▶ **Job**
Write out the entries verbatim and leave the images out of the copy.

▶ **Stored rows**
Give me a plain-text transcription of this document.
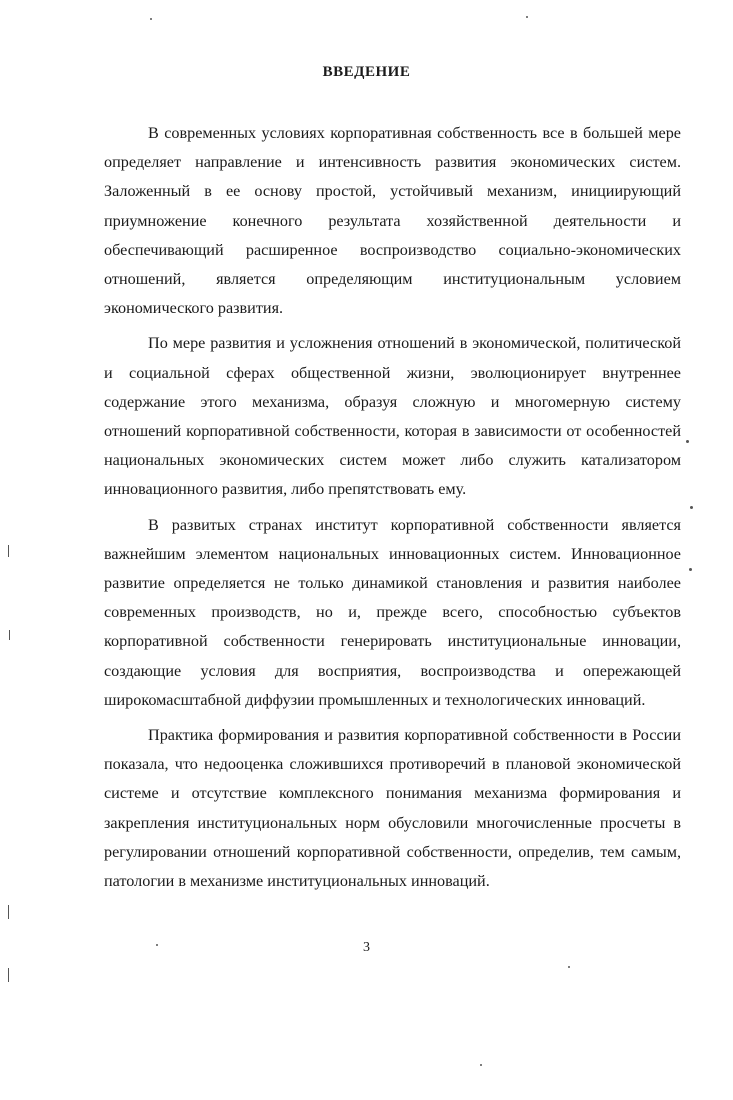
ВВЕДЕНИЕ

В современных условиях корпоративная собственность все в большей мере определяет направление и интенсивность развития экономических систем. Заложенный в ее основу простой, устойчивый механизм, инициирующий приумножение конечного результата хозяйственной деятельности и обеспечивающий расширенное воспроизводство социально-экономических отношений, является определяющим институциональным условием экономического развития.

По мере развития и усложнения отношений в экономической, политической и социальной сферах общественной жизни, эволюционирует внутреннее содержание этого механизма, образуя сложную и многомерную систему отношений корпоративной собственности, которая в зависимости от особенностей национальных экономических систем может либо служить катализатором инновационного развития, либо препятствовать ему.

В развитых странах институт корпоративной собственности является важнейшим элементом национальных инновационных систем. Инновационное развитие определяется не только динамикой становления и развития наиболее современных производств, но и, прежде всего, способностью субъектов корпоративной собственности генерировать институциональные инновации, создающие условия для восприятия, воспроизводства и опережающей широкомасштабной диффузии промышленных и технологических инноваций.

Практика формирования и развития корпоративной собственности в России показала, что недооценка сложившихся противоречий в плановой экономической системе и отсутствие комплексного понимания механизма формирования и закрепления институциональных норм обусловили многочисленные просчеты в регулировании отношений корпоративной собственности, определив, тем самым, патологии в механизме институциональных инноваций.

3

▶ **Task output**
Give me a plain-text transcription of this document.
ВВЕДЕНИЕ

В современных условиях корпоративная собственность все в большей мере определяет направление и интенсивность развития экономических систем. Заложенный в ее основу простой, устойчивый механизм, инициирующий приумножение конечного результата хозяйственной деятельности и обеспечивающий расширенное воспроизводство социально-экономических отношений, является определяющим институциональным условием экономического развития.

По мере развития и усложнения отношений в экономической, политической и социальной сферах общественной жизни, эволюционирует внутреннее содержание этого механизма, образуя сложную и многомерную систему отношений корпоративной собственности, которая в зависимости от особенностей национальных экономических систем может либо служить катализатором инновационного развития, либо препятствовать ему.

В развитых странах институт корпоративной собственности является важнейшим элементом национальных инновационных систем. Инновационное развитие определяется не только динамикой становления и развития наиболее современных производств, но и, прежде всего, способностью субъектов корпоративной собственности генерировать институциональные инновации, создающие условия для восприятия, воспроизводства и опережающей широкомасштабной диффузии промышленных и технологических инноваций.

Практика формирования и развития корпоративной собственности в России показала, что недооценка сложившихся противоречий в плановой экономической системе и отсутствие комплексного понимания механизма формирования и закрепления институциональных норм обусловили многочисленные просчеты в регулировании отношений корпоративной собственности, определив, тем самым, патологии в механизме институциональных инноваций.

3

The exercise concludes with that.